▸ Exercise materials:
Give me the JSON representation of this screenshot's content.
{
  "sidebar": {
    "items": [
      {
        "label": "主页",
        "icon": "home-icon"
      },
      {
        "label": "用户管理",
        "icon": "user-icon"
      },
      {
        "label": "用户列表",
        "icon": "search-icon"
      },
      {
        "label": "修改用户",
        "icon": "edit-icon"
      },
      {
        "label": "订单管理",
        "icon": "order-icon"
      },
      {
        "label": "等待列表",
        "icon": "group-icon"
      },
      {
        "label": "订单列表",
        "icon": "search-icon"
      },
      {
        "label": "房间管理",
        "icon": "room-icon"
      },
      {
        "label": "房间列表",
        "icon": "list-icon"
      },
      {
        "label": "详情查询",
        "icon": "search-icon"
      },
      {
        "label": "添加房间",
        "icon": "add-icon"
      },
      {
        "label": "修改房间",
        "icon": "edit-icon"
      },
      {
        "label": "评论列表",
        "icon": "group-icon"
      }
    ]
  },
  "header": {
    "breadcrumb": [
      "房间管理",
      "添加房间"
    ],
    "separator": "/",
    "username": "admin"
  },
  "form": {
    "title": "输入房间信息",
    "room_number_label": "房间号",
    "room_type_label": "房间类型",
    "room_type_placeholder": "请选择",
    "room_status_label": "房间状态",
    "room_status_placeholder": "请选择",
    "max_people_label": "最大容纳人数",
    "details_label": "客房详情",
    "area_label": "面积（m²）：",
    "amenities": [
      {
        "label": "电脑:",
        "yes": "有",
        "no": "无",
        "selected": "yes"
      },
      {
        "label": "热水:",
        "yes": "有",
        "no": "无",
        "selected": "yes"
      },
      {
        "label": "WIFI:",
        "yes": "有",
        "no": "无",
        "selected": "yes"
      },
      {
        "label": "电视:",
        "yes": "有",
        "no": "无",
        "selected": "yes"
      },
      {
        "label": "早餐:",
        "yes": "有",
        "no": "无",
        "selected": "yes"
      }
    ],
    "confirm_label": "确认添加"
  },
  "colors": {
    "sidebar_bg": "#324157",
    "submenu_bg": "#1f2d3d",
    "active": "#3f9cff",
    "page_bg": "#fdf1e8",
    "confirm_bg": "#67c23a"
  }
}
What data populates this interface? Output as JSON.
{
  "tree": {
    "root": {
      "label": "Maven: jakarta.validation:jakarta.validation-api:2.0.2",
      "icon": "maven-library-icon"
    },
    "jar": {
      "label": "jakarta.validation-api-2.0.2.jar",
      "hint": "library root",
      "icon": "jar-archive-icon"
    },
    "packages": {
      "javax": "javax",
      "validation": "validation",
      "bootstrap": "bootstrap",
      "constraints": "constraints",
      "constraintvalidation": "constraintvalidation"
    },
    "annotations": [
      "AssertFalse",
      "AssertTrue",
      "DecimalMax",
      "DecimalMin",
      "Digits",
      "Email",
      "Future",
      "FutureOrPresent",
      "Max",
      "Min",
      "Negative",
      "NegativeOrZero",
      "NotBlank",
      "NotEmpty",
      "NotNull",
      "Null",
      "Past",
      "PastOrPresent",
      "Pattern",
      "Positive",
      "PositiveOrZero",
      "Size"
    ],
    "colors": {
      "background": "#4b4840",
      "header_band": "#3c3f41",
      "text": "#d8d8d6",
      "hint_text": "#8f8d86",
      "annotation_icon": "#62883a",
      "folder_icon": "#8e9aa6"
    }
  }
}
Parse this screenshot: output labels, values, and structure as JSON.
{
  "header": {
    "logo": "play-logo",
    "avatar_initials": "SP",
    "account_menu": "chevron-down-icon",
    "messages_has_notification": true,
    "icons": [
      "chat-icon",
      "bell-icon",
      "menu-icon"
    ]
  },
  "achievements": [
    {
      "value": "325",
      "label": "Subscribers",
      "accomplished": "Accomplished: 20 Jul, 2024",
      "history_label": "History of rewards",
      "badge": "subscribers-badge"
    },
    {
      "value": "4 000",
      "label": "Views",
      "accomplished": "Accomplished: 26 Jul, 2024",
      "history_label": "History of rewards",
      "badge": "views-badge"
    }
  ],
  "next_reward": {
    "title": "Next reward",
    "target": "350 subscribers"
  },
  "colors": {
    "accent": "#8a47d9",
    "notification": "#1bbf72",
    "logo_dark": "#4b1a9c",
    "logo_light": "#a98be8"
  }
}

▸ Task:
Each line of the material above must be retyped precisely.

▸ Task output:
Give me the JSON representation of this screenshot's content.
{
  "sidebar": {
    "items": [
      {
        "label": "主页",
        "icon": "home-icon"
      },
      {
        "label": "用户管理",
        "icon": "user-icon"
      },
      {
        "label": "用户列表",
        "icon": "search-icon"
      },
      {
        "label": "修改用户",
        "icon": "edit-icon"
      },
      {
        "label": "订单管理",
        "icon": "order-icon"
      },
      {
        "label": "等待列表",
        "icon": "group-icon"
      },
      {
        "label": "订单列表",
        "icon": "search-icon"
      },
      {
        "label": "房间管理",
        "icon": "room-icon"
      },
      {
        "label": "房间列表",
        "icon": "list-icon"
      },
      {
        "label": "详情查询",
        "icon": "search-icon"
      },
      {
        "label": "添加房间",
        "icon": "add-icon"
      },
      {
        "label": "修改房间",
        "icon": "edit-icon"
      },
      {
        "label": "评论列表",
        "icon": "group-icon"
      }
    ]
  },
  "header": {
    "breadcrumb": [
      "房间管理",
      "添加房间"
    ],
    "separator": "/",
    "username": "admin"
  },
  "form": {
    "title": "输入房间信息",
    "room_number_label": "房间号",
    "room_type_label": "房间类型",
    "room_type_placeholder": "请选择",
    "room_status_label": "房间状态",
    "room_status_placeholder": "请选择",
    "max_people_label": "最大容纳人数",
    "details_label": "客房详情",
    "area_label": "面积（m²）：",
    "amenities": [
      {
        "label": "电脑:",
        "yes": "有",
        "no": "无",
        "selected": "yes"
      },
      {
        "label": "热水:",
        "yes": "有",
        "no": "无",
        "selected": "yes"
      },
      {
        "label": "WIFI:",
        "yes": "有",
        "no": "无",
        "selected": "yes"
      },
      {
        "label": "电视:",
        "yes": "有",
        "no": "无",
        "selected": "yes"
      },
      {
        "label": "早餐:",
        "yes": "有",
        "no": "无",
        "selected": "yes"
      }
    ],
    "confirm_label": "确认添加"
  },
  "colors": {
    "sidebar_bg": "#324157",
    "submenu_bg": "#1f2d3d",
    "active": "#3f9cff",
    "page_bg": "#fdf1e8",
    "confirm_bg": "#67c23a"
  }
}
What data populates this interface? Output as JSON.
{
  "tree": {
    "root": {
      "label": "Maven: jakarta.validation:jakarta.validation-api:2.0.2",
      "icon": "maven-library-icon"
    },
    "jar": {
      "label": "jakarta.validation-api-2.0.2.jar",
      "hint": "library root",
      "icon": "jar-archive-icon"
    },
    "packages": {
      "javax": "javax",
      "validation": "validation",
      "bootstrap": "bootstrap",
      "constraints": "constraints",
      "constraintvalidation": "constraintvalidation"
    },
    "annotations": [
      "AssertFalse",
      "AssertTrue",
      "DecimalMax",
      "DecimalMin",
      "Digits",
      "Email",
      "Future",
      "FutureOrPresent",
      "Max",
      "Min",
      "Negative",
      "NegativeOrZero",
      "NotBlank",
      "NotEmpty",
      "NotNull",
      "Null",
      "Past",
      "PastOrPresent",
      "Pattern",
      "Positive",
      "PositiveOrZero",
      "Size"
    ],
    "colors": {
      "background": "#4b4840",
      "header_band": "#3c3f41",
      "text": "#d8d8d6",
      "hint_text": "#8f8d86",
      "annotation_icon": "#62883a",
      "folder_icon": "#8e9aa6"
    }
  }
}
Parse this screenshot: output labels, values, and structure as JSON.
{
  "header": {
    "logo": "play-logo",
    "avatar_initials": "SP",
    "account_menu": "chevron-down-icon",
    "messages_has_notification": true,
    "icons": [
      "chat-icon",
      "bell-icon",
      "menu-icon"
    ]
  },
  "achievements": [
    {
      "value": "325",
      "label": "Subscribers",
      "accomplished": "Accomplished: 20 Jul, 2024",
      "history_label": "History of rewards",
      "badge": "subscribers-badge"
    },
    {
      "value": "4 000",
      "label": "Views",
      "accomplished": "Accomplished: 26 Jul, 2024",
      "history_label": "History of rewards",
      "badge": "views-badge"
    }
  ],
  "next_reward": {
    "title": "Next reward",
    "target": "350 subscribers"
  },
  "colors": {
    "accent": "#8a47d9",
    "notification": "#1bbf72",
    "logo_dark": "#4b1a9c",
    "logo_light": "#a98be8"
  }
}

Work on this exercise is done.